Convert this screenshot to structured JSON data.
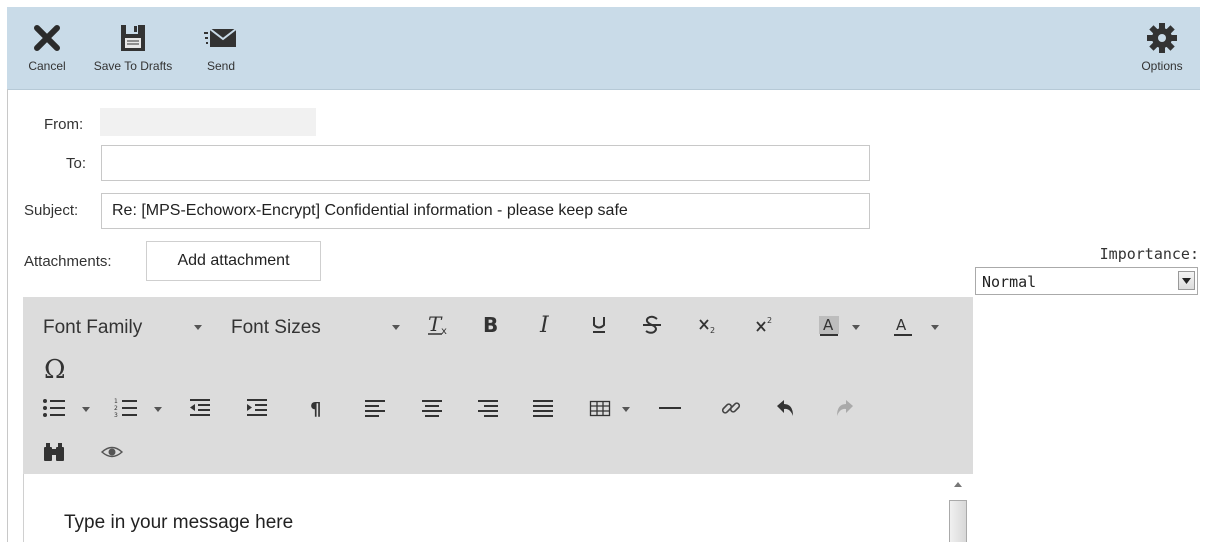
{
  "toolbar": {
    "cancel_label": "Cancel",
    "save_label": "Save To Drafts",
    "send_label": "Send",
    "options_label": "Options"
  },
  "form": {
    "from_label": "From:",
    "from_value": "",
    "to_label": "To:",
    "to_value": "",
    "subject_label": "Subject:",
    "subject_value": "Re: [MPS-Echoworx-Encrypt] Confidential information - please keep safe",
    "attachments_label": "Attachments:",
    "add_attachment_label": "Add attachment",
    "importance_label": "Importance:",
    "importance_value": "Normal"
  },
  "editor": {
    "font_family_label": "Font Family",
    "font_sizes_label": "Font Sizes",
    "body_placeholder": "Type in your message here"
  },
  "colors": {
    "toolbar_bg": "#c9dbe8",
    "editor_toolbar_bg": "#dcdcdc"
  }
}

# # # # #

Write out the material above again, word for word, minus its pictures.

## Task answer:
Convert this screenshot to structured JSON data.
{
  "toolbar": {
    "cancel_label": "Cancel",
    "save_label": "Save To Drafts",
    "send_label": "Send",
    "options_label": "Options"
  },
  "form": {
    "from_label": "From:",
    "from_value": "",
    "to_label": "To:",
    "to_value": "",
    "subject_label": "Subject:",
    "subject_value": "Re: [MPS-Echoworx-Encrypt] Confidential information - please keep safe",
    "attachments_label": "Attachments:",
    "add_attachment_label": "Add attachment",
    "importance_label": "Importance:",
    "importance_value": "Normal"
  },
  "editor": {
    "font_family_label": "Font Family",
    "font_sizes_label": "Font Sizes",
    "body_placeholder": "Type in your message here"
  },
  "colors": {
    "toolbar_bg": "#c9dbe8",
    "editor_toolbar_bg": "#dcdcdc"
  }
}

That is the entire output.